→ What you have to do: List the lines of this listing that hold the word "khoá".

→ Source material:
"""

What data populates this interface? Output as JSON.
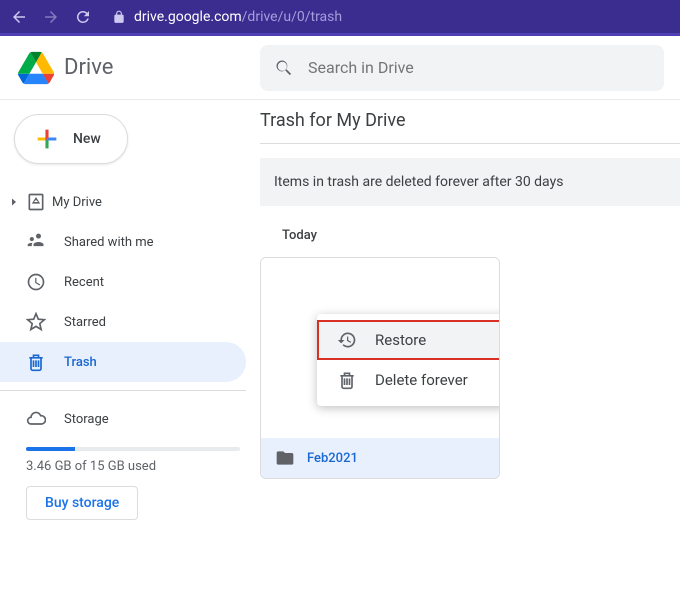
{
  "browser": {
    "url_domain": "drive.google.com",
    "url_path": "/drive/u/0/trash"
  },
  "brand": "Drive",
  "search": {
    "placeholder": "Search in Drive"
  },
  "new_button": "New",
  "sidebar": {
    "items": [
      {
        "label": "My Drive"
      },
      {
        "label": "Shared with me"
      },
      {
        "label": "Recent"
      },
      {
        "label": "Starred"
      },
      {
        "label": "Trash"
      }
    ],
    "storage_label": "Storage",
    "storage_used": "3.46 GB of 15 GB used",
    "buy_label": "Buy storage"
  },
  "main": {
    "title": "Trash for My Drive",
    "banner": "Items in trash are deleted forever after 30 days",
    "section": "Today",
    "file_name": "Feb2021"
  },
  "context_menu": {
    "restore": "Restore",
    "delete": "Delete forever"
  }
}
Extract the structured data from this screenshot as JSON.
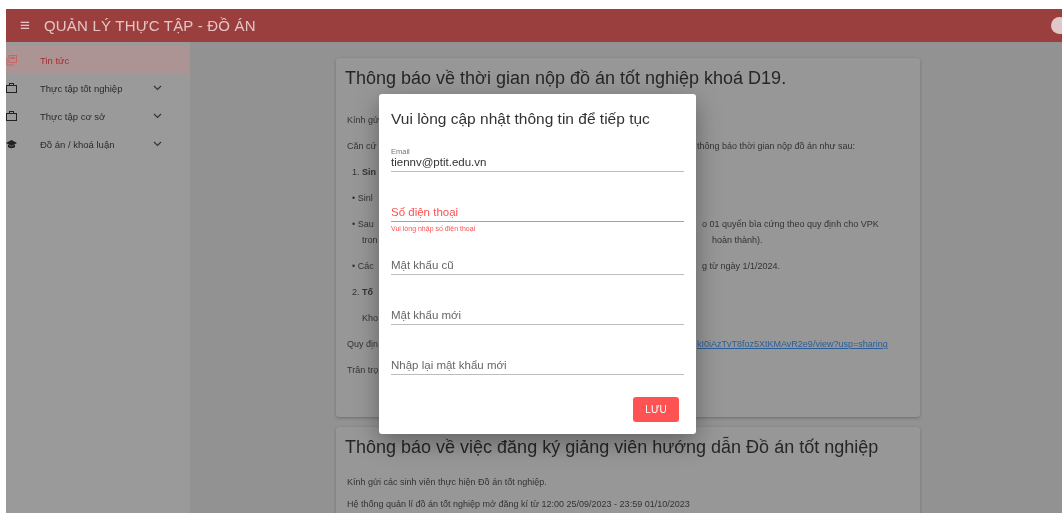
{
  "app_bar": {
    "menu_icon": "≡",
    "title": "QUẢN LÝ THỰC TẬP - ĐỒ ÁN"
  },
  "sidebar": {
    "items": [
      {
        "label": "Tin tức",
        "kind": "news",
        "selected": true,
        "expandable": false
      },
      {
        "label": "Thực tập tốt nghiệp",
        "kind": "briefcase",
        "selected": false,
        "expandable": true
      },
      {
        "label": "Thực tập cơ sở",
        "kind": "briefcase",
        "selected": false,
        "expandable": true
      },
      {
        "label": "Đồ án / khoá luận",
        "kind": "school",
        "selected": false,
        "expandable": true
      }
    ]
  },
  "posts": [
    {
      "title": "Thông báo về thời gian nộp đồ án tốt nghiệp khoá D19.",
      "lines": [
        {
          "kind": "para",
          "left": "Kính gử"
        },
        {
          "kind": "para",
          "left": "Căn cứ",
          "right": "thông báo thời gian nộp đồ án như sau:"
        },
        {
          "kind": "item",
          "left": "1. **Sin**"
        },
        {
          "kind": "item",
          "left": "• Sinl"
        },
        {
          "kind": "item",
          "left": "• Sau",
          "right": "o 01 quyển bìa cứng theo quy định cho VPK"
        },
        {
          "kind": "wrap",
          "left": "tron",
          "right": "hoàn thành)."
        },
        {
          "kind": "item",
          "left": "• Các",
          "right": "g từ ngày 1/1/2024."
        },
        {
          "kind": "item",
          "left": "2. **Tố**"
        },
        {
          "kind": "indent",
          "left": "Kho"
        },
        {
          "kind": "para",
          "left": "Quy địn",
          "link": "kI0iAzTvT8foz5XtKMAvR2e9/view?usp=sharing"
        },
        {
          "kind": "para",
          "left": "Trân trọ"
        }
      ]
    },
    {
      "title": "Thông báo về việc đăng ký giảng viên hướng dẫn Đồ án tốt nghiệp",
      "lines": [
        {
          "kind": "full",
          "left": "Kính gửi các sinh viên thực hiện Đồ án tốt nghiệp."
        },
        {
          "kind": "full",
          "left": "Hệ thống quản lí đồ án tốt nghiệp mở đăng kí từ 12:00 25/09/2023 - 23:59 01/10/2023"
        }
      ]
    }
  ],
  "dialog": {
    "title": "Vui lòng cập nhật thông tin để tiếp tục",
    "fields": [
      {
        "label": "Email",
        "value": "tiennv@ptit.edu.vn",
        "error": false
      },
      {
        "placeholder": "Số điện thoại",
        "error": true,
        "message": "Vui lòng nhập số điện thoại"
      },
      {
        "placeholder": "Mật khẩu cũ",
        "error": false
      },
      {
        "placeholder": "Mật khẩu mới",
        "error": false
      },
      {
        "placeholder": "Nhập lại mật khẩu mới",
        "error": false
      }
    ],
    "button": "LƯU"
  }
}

"""

→ Written response:
        "label": "Đồ án / khoá luận",
      "title": "Thông báo về thời gian nộp đồ án tốt nghiệp khoá D19.",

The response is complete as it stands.